Task details = Copy every line of the data that includes the string "structure".

═══ Data records

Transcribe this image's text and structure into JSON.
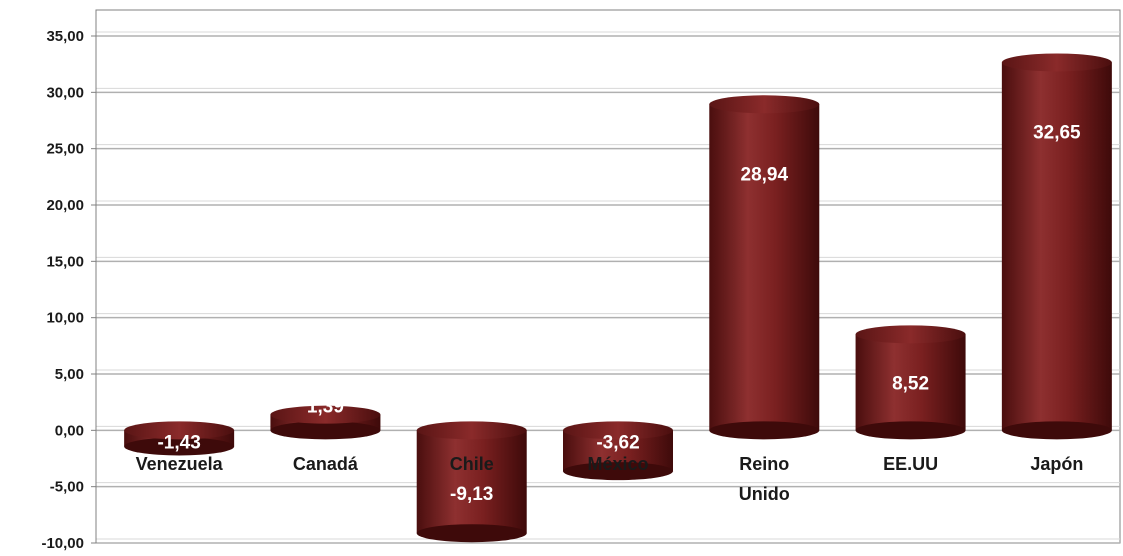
{
  "chart_data": {
    "type": "bar",
    "style": "3d-cylinder",
    "categories": [
      [
        "Venezuela"
      ],
      [
        "Canadá"
      ],
      [
        "Chile"
      ],
      [
        "México"
      ],
      [
        "Reino",
        "Unido"
      ],
      [
        "EE.UU"
      ],
      [
        "Japón"
      ]
    ],
    "values": [
      -1.43,
      1.39,
      -9.13,
      -3.62,
      28.94,
      8.52,
      32.65
    ],
    "value_labels": [
      "-1,43",
      "1,39",
      "-9,13",
      "-3,62",
      "28,94",
      "8,52",
      "32,65"
    ],
    "ylim": [
      -10,
      35
    ],
    "yticks": [
      -10,
      -5,
      0,
      5,
      10,
      15,
      20,
      25,
      30,
      35
    ],
    "ytick_labels": [
      "-10,00",
      "-5,00",
      "0,00",
      "5,00",
      "10,00",
      "15,00",
      "20,00",
      "25,00",
      "30,00",
      "35,00"
    ],
    "grid": true,
    "legend": false,
    "colors": {
      "bar_dark": "#4a0e0e",
      "bar_mid": "#7a2020",
      "bar_light": "#8e3030",
      "grid": "#b0b0b0",
      "axis": "#808080"
    }
  }
}
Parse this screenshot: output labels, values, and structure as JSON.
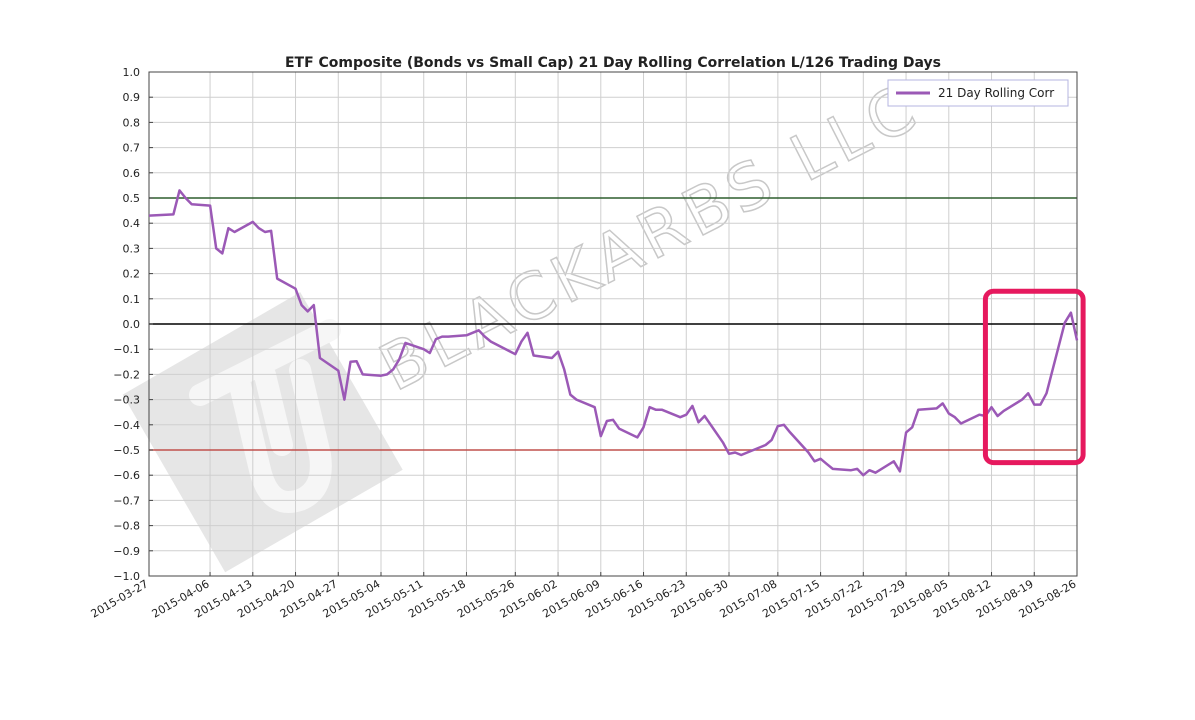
{
  "chart_data": {
    "type": "line",
    "title": "ETF Composite (Bonds vs Small Cap) 21 Day Rolling Correlation L/126 Trading Days",
    "xlabel": "",
    "ylabel": "",
    "ylim": [
      -1.0,
      1.0
    ],
    "xlim": [
      "2015-03-27",
      "2015-08-26"
    ],
    "grid": true,
    "legend_position": "top-right",
    "y_ticks": [
      "1.0",
      "0.9",
      "0.8",
      "0.7",
      "0.6",
      "0.5",
      "0.4",
      "0.3",
      "0.2",
      "0.1",
      "0.0",
      "−0.1",
      "−0.2",
      "−0.3",
      "−0.4",
      "−0.5",
      "−0.6",
      "−0.7",
      "−0.8",
      "−0.9",
      "−1.0"
    ],
    "y_tick_values": [
      1.0,
      0.9,
      0.8,
      0.7,
      0.6,
      0.5,
      0.4,
      0.3,
      0.2,
      0.1,
      0.0,
      -0.1,
      -0.2,
      -0.3,
      -0.4,
      -0.5,
      -0.6,
      -0.7,
      -0.8,
      -0.9,
      -1.0
    ],
    "x_ticks": [
      "2015-03-27",
      "2015-04-06",
      "2015-04-13",
      "2015-04-20",
      "2015-04-27",
      "2015-05-04",
      "2015-05-11",
      "2015-05-18",
      "2015-05-26",
      "2015-06-02",
      "2015-06-09",
      "2015-06-16",
      "2015-06-23",
      "2015-06-30",
      "2015-07-08",
      "2015-07-15",
      "2015-07-22",
      "2015-07-29",
      "2015-08-05",
      "2015-08-12",
      "2015-08-19",
      "2015-08-26"
    ],
    "reference_lines": [
      {
        "y": 0.5,
        "color": "#2e5e2e"
      },
      {
        "y": 0.0,
        "color": "#000000"
      },
      {
        "y": -0.5,
        "color": "#c0504d"
      }
    ],
    "series": [
      {
        "name": "21 Day Rolling Corr",
        "color": "#9b59b6",
        "points": [
          {
            "x": "2015-03-27",
            "y": 0.43
          },
          {
            "x": "2015-03-31",
            "y": 0.435
          },
          {
            "x": "2015-04-01",
            "y": 0.53
          },
          {
            "x": "2015-04-02",
            "y": 0.5
          },
          {
            "x": "2015-04-03",
            "y": 0.475
          },
          {
            "x": "2015-04-06",
            "y": 0.47
          },
          {
            "x": "2015-04-07",
            "y": 0.3
          },
          {
            "x": "2015-04-08",
            "y": 0.28
          },
          {
            "x": "2015-04-09",
            "y": 0.38
          },
          {
            "x": "2015-04-10",
            "y": 0.365
          },
          {
            "x": "2015-04-13",
            "y": 0.405
          },
          {
            "x": "2015-04-14",
            "y": 0.38
          },
          {
            "x": "2015-04-15",
            "y": 0.365
          },
          {
            "x": "2015-04-16",
            "y": 0.37
          },
          {
            "x": "2015-04-17",
            "y": 0.18
          },
          {
            "x": "2015-04-20",
            "y": 0.14
          },
          {
            "x": "2015-04-21",
            "y": 0.075
          },
          {
            "x": "2015-04-22",
            "y": 0.05
          },
          {
            "x": "2015-04-23",
            "y": 0.075
          },
          {
            "x": "2015-04-24",
            "y": -0.135
          },
          {
            "x": "2015-04-27",
            "y": -0.185
          },
          {
            "x": "2015-04-28",
            "y": -0.3
          },
          {
            "x": "2015-04-29",
            "y": -0.15
          },
          {
            "x": "2015-04-30",
            "y": -0.148
          },
          {
            "x": "2015-05-01",
            "y": -0.2
          },
          {
            "x": "2015-05-04",
            "y": -0.205
          },
          {
            "x": "2015-05-05",
            "y": -0.2
          },
          {
            "x": "2015-05-06",
            "y": -0.18
          },
          {
            "x": "2015-05-07",
            "y": -0.14
          },
          {
            "x": "2015-05-08",
            "y": -0.075
          },
          {
            "x": "2015-05-11",
            "y": -0.1
          },
          {
            "x": "2015-05-12",
            "y": -0.115
          },
          {
            "x": "2015-05-13",
            "y": -0.06
          },
          {
            "x": "2015-05-14",
            "y": -0.05
          },
          {
            "x": "2015-05-15",
            "y": -0.05
          },
          {
            "x": "2015-05-18",
            "y": -0.045
          },
          {
            "x": "2015-05-19",
            "y": -0.035
          },
          {
            "x": "2015-05-20",
            "y": -0.025
          },
          {
            "x": "2015-05-21",
            "y": -0.05
          },
          {
            "x": "2015-05-22",
            "y": -0.07
          },
          {
            "x": "2015-05-26",
            "y": -0.12
          },
          {
            "x": "2015-05-27",
            "y": -0.07
          },
          {
            "x": "2015-05-28",
            "y": -0.035
          },
          {
            "x": "2015-05-29",
            "y": -0.125
          },
          {
            "x": "2015-06-01",
            "y": -0.135
          },
          {
            "x": "2015-06-02",
            "y": -0.11
          },
          {
            "x": "2015-06-03",
            "y": -0.18
          },
          {
            "x": "2015-06-04",
            "y": -0.28
          },
          {
            "x": "2015-06-05",
            "y": -0.3
          },
          {
            "x": "2015-06-08",
            "y": -0.33
          },
          {
            "x": "2015-06-09",
            "y": -0.445
          },
          {
            "x": "2015-06-10",
            "y": -0.385
          },
          {
            "x": "2015-06-11",
            "y": -0.38
          },
          {
            "x": "2015-06-12",
            "y": -0.415
          },
          {
            "x": "2015-06-15",
            "y": -0.45
          },
          {
            "x": "2015-06-16",
            "y": -0.41
          },
          {
            "x": "2015-06-17",
            "y": -0.33
          },
          {
            "x": "2015-06-18",
            "y": -0.34
          },
          {
            "x": "2015-06-19",
            "y": -0.34
          },
          {
            "x": "2015-06-22",
            "y": -0.37
          },
          {
            "x": "2015-06-23",
            "y": -0.36
          },
          {
            "x": "2015-06-24",
            "y": -0.325
          },
          {
            "x": "2015-06-25",
            "y": -0.39
          },
          {
            "x": "2015-06-26",
            "y": -0.365
          },
          {
            "x": "2015-06-29",
            "y": -0.47
          },
          {
            "x": "2015-06-30",
            "y": -0.515
          },
          {
            "x": "2015-07-01",
            "y": -0.51
          },
          {
            "x": "2015-07-02",
            "y": -0.52
          },
          {
            "x": "2015-07-06",
            "y": -0.48
          },
          {
            "x": "2015-07-07",
            "y": -0.46
          },
          {
            "x": "2015-07-08",
            "y": -0.405
          },
          {
            "x": "2015-07-09",
            "y": -0.4
          },
          {
            "x": "2015-07-10",
            "y": -0.43
          },
          {
            "x": "2015-07-13",
            "y": -0.51
          },
          {
            "x": "2015-07-14",
            "y": -0.545
          },
          {
            "x": "2015-07-15",
            "y": -0.535
          },
          {
            "x": "2015-07-16",
            "y": -0.555
          },
          {
            "x": "2015-07-17",
            "y": -0.575
          },
          {
            "x": "2015-07-20",
            "y": -0.58
          },
          {
            "x": "2015-07-21",
            "y": -0.575
          },
          {
            "x": "2015-07-22",
            "y": -0.6
          },
          {
            "x": "2015-07-23",
            "y": -0.58
          },
          {
            "x": "2015-07-24",
            "y": -0.59
          },
          {
            "x": "2015-07-27",
            "y": -0.545
          },
          {
            "x": "2015-07-28",
            "y": -0.585
          },
          {
            "x": "2015-07-29",
            "y": -0.43
          },
          {
            "x": "2015-07-30",
            "y": -0.41
          },
          {
            "x": "2015-07-31",
            "y": -0.34
          },
          {
            "x": "2015-08-03",
            "y": -0.335
          },
          {
            "x": "2015-08-04",
            "y": -0.315
          },
          {
            "x": "2015-08-05",
            "y": -0.355
          },
          {
            "x": "2015-08-06",
            "y": -0.37
          },
          {
            "x": "2015-08-07",
            "y": -0.395
          },
          {
            "x": "2015-08-10",
            "y": -0.36
          },
          {
            "x": "2015-08-11",
            "y": -0.365
          },
          {
            "x": "2015-08-12",
            "y": -0.33
          },
          {
            "x": "2015-08-13",
            "y": -0.365
          },
          {
            "x": "2015-08-14",
            "y": -0.345
          },
          {
            "x": "2015-08-17",
            "y": -0.3
          },
          {
            "x": "2015-08-18",
            "y": -0.275
          },
          {
            "x": "2015-08-19",
            "y": -0.32
          },
          {
            "x": "2015-08-20",
            "y": -0.32
          },
          {
            "x": "2015-08-21",
            "y": -0.275
          },
          {
            "x": "2015-08-24",
            "y": 0.005
          },
          {
            "x": "2015-08-25",
            "y": 0.045
          },
          {
            "x": "2015-08-26",
            "y": -0.065
          }
        ]
      }
    ],
    "highlight_box": {
      "x_start": "2015-08-11",
      "x_end": "2015-08-27",
      "y_start": -0.55,
      "y_end": 0.13,
      "color": "#e6195e"
    }
  },
  "watermark": {
    "text": "BLACKARBS LLC"
  }
}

══════

Task answer =
Transcribe this image's text and structure into JSON.
Parse this screenshot: output labels, values, and structure as JSON.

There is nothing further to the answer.